* Start Dataset rows *

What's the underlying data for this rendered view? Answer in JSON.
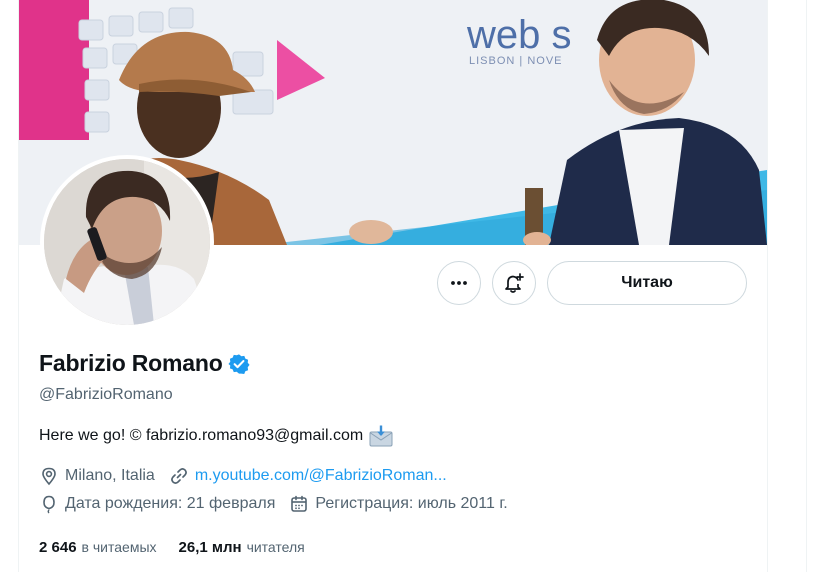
{
  "profile": {
    "display_name": "Fabrizio Romano",
    "handle": "@FabrizioRomano",
    "bio": "Here we go! © fabrizio.romano93@gmail.com",
    "location": "Milano, Italia",
    "website": "m.youtube.com/@FabrizioRoman...",
    "birthday": "Дата рождения: 21 февраля",
    "joined": "Регистрация: июль 2011 г."
  },
  "actions": {
    "more_icon": "more-horizontal-icon",
    "notify_icon": "bell-plus-icon",
    "follow_label": "Читаю"
  },
  "stats": {
    "following_count": "2 646",
    "following_label": "в читаемых",
    "followers_count": "26,1 млн",
    "followers_label": "читателя"
  },
  "banner": {
    "sign_text": "web s",
    "sign_sub": "LISBON | NOVE"
  },
  "colors": {
    "accent": "#1d9bf0",
    "text": "#0f1419",
    "secondary": "#536471",
    "border": "#cfd9de"
  }
}
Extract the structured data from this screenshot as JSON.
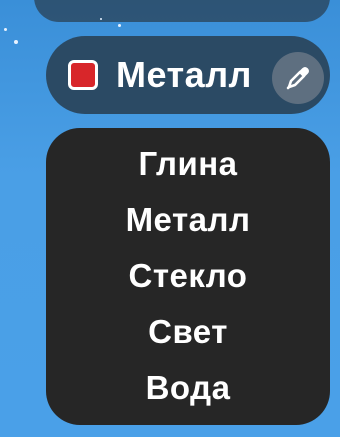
{
  "material_selector": {
    "selected_label": "Металл",
    "selected_color": "#d8262a",
    "picker_icon": "eyedropper-icon"
  },
  "dropdown": {
    "options": [
      {
        "label": "Глина"
      },
      {
        "label": "Металл"
      },
      {
        "label": "Стекло"
      },
      {
        "label": "Свет"
      },
      {
        "label": "Вода"
      }
    ]
  }
}
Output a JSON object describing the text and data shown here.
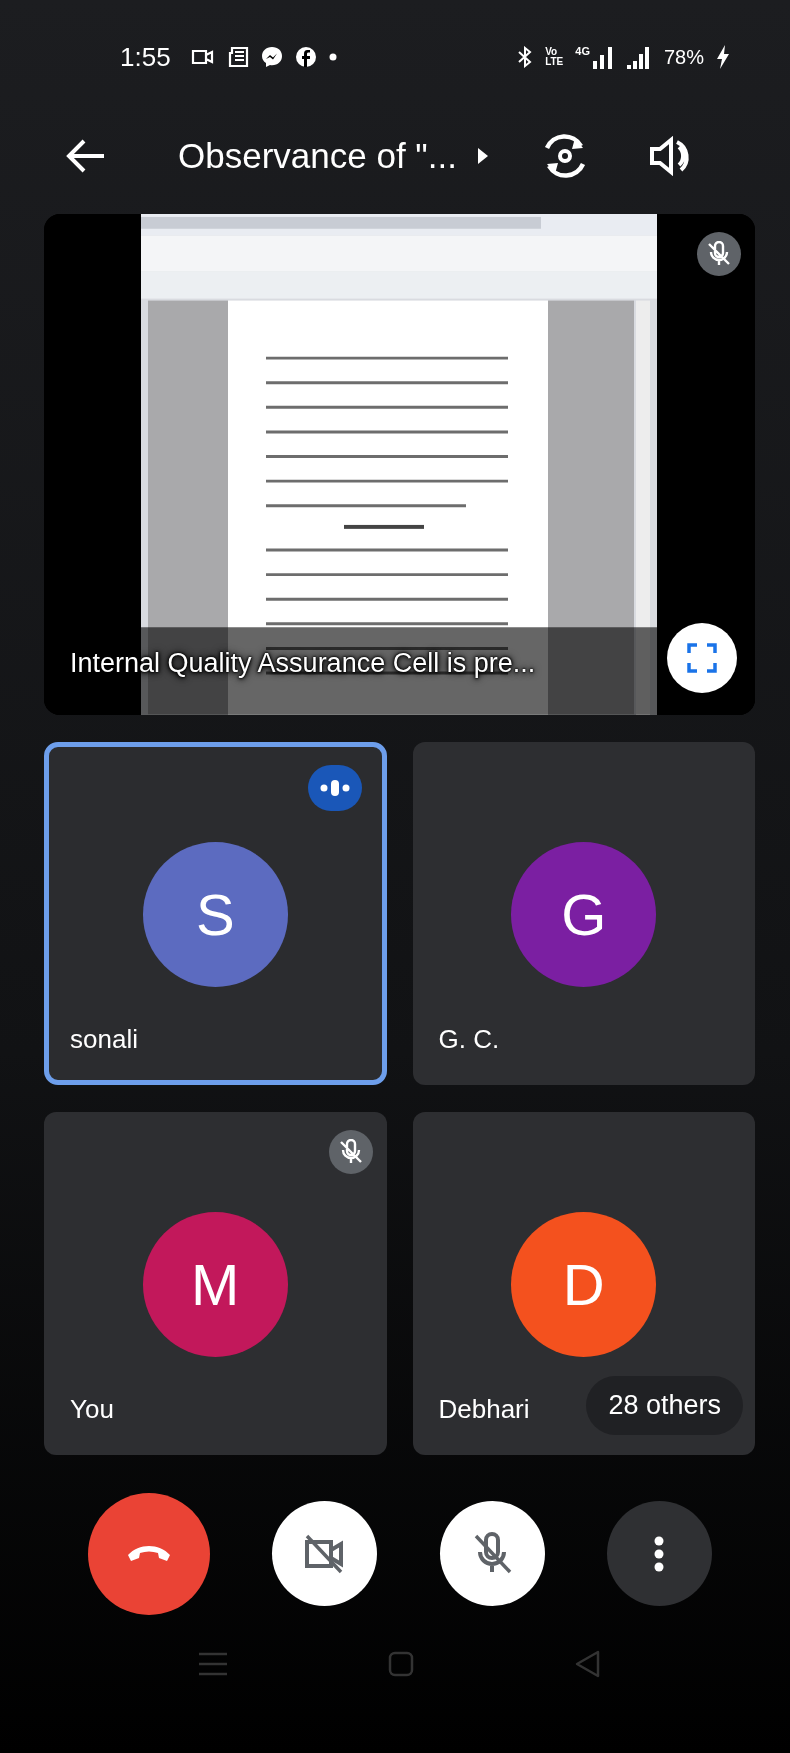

* End Dataset rows *

#### [Written instruction]
Make a word-for-word copy of the entries, without any pictures.

#### [Exercise output]
What's the underlying data for this rendered view? Answer in JSON.
{
  "profile": {
    "display_name": "Fabrizio Romano",
    "handle": "@FabrizioRomano",
    "bio": "Here we go! © fabrizio.romano93@gmail.com",
    "location": "Milano, Italia",
    "website": "m.youtube.com/@FabrizioRoman...",
    "birthday": "Дата рождения: 21 февраля",
    "joined": "Регистрация: июль 2011 г."
  },
  "actions": {
    "more_icon": "more-horizontal-icon",
    "notify_icon": "bell-plus-icon",
    "follow_label": "Читаю"
  },
  "stats": {
    "following_count": "2 646",
    "following_label": "в читаемых",
    "followers_count": "26,1 млн",
    "followers_label": "читателя"
  },
  "banner": {
    "sign_text": "web s",
    "sign_sub": "LISBON | NOVE"
  },
  "colors": {
    "accent": "#1d9bf0",
    "text": "#0f1419",
    "secondary": "#536471",
    "border": "#cfd9de"
  }
}
Extract the structured data from this screenshot as JSON.
{
  "material_selector": {
    "selected_label": "Металл",
    "selected_color": "#d8262a",
    "picker_icon": "eyedropper-icon"
  },
  "dropdown": {
    "options": [
      {
        "label": "Глина"
      },
      {
        "label": "Металл"
      },
      {
        "label": "Стекло"
      },
      {
        "label": "Свет"
      },
      {
        "label": "Вода"
      }
    ]
  }
}
Output a JSON object describing the text and data shown here.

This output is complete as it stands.